** START STORED RECORDS **

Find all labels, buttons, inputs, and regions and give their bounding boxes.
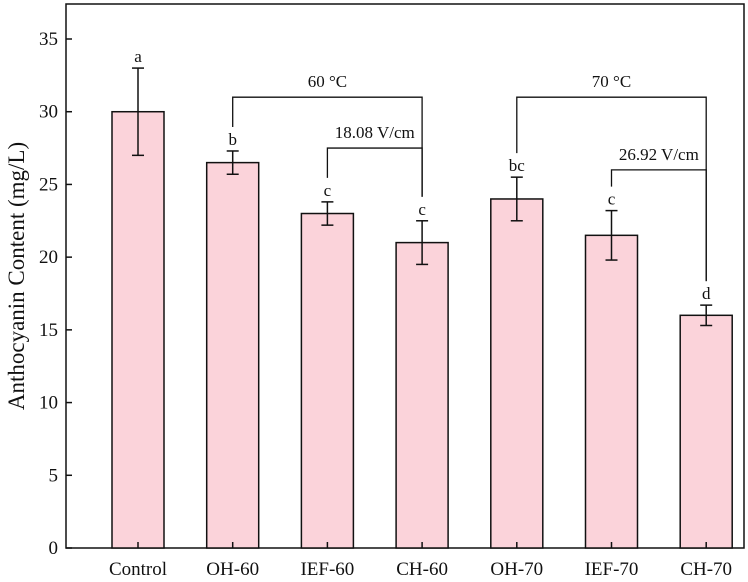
significance-letter: c bbox=[608, 190, 616, 209]
bar bbox=[111, 110, 165, 549]
bar bbox=[679, 314, 733, 549]
category-label: OH-60 bbox=[206, 559, 259, 580]
bracket-line bbox=[326, 147, 423, 197]
significance-letter: d bbox=[702, 284, 711, 303]
bar bbox=[584, 234, 639, 549]
bracket-label: 26.92 V/cm bbox=[619, 145, 699, 164]
bracket-label: 18.08 V/cm bbox=[335, 123, 415, 142]
bracket-line bbox=[232, 96, 423, 197]
y-axis-title: Anthocyanin Content (mg/L) bbox=[4, 142, 29, 410]
y-tick-label: 35 bbox=[39, 29, 58, 50]
significance-letter: c bbox=[418, 200, 426, 219]
category-label: OH-70 bbox=[490, 559, 543, 580]
bar bbox=[300, 212, 355, 549]
category-label: CH-60 bbox=[396, 559, 448, 580]
category-label: IEF-70 bbox=[585, 559, 639, 580]
y-tick-label: 30 bbox=[39, 102, 58, 123]
significance-letter: b bbox=[228, 130, 237, 149]
bracket-label: 70 °C bbox=[592, 72, 631, 91]
significance-letter: c bbox=[324, 181, 332, 200]
bracket-line bbox=[610, 169, 707, 282]
bar bbox=[205, 161, 260, 549]
bars bbox=[111, 110, 733, 549]
y-tick-label: 10 bbox=[39, 393, 58, 414]
bar bbox=[490, 198, 544, 549]
comparison-brackets: 60 °C 18.08 V/cm 70 °C 26.92 V/cm bbox=[232, 72, 707, 282]
category-label: IEF-60 bbox=[300, 559, 354, 580]
category-label: CH-70 bbox=[680, 559, 732, 580]
x-axis-labels: Control OH-60 IEF-60 CH-60 OH-70 IEF-70 CH-70 bbox=[109, 542, 732, 580]
category-label: Control bbox=[109, 559, 167, 580]
significance-letter: bc bbox=[509, 156, 526, 175]
error-bars bbox=[132, 67, 713, 327]
bar bbox=[395, 241, 449, 549]
significance-letter: a bbox=[134, 47, 142, 66]
y-tick-label: 25 bbox=[39, 174, 58, 195]
y-tick-label: 5 bbox=[49, 465, 59, 486]
y-axis-ticks: 0 5 10 15 20 25 30 35 bbox=[39, 29, 72, 559]
bracket-label: 60 °C bbox=[308, 72, 347, 91]
y-tick-label: 0 bbox=[49, 538, 59, 559]
y-tick-label: 15 bbox=[39, 320, 58, 341]
y-tick-label: 20 bbox=[39, 247, 58, 268]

** END STORED RECORDS **

GOAL: Copy every line of the records above verbatim, leaving out the pictures.

EXERCISE SOLUTION:
Find all labels, buttons, inputs, and regions and give their bounding boxes.
significance-letter: c bbox=[608, 190, 616, 209]
bar bbox=[111, 110, 165, 549]
bar bbox=[679, 314, 733, 549]
category-label: OH-60 bbox=[206, 559, 259, 580]
bracket-line bbox=[326, 147, 423, 197]
significance-letter: d bbox=[702, 284, 711, 303]
bar bbox=[584, 234, 639, 549]
bracket-label: 26.92 V/cm bbox=[619, 145, 699, 164]
bracket-label: 18.08 V/cm bbox=[335, 123, 415, 142]
bracket-line bbox=[232, 96, 423, 197]
y-axis-title: Anthocyanin Content (mg/L) bbox=[4, 142, 29, 410]
y-tick-label: 35 bbox=[39, 29, 58, 50]
significance-letter: c bbox=[418, 200, 426, 219]
category-label: OH-70 bbox=[490, 559, 543, 580]
bar bbox=[300, 212, 355, 549]
category-label: CH-60 bbox=[396, 559, 448, 580]
category-label: IEF-70 bbox=[585, 559, 639, 580]
y-tick-label: 30 bbox=[39, 102, 58, 123]
significance-letter: b bbox=[228, 130, 237, 149]
bracket-label: 70 °C bbox=[592, 72, 631, 91]
significance-letter: c bbox=[324, 181, 332, 200]
bracket-line bbox=[610, 169, 707, 282]
bar bbox=[205, 161, 260, 549]
bars bbox=[111, 110, 733, 549]
y-tick-label: 10 bbox=[39, 393, 58, 414]
bar bbox=[490, 198, 544, 549]
comparison-brackets: 60 °C 18.08 V/cm 70 °C 26.92 V/cm bbox=[232, 72, 707, 282]
category-label: IEF-60 bbox=[300, 559, 354, 580]
category-label: CH-70 bbox=[680, 559, 732, 580]
x-axis-labels: Control OH-60 IEF-60 CH-60 OH-70 IEF-70 CH-70 bbox=[109, 542, 732, 580]
category-label: Control bbox=[109, 559, 167, 580]
significance-letter: bc bbox=[509, 156, 526, 175]
error-bars bbox=[132, 67, 713, 327]
bar bbox=[395, 241, 449, 549]
significance-letter: a bbox=[134, 47, 142, 66]
y-tick-label: 25 bbox=[39, 174, 58, 195]
y-tick-label: 5 bbox=[49, 465, 59, 486]
y-axis-ticks: 0 5 10 15 20 25 30 35 bbox=[39, 29, 72, 559]
bracket-label: 60 °C bbox=[308, 72, 347, 91]
y-tick-label: 0 bbox=[49, 538, 59, 559]
y-tick-label: 15 bbox=[39, 320, 58, 341]
y-tick-label: 20 bbox=[39, 247, 58, 268]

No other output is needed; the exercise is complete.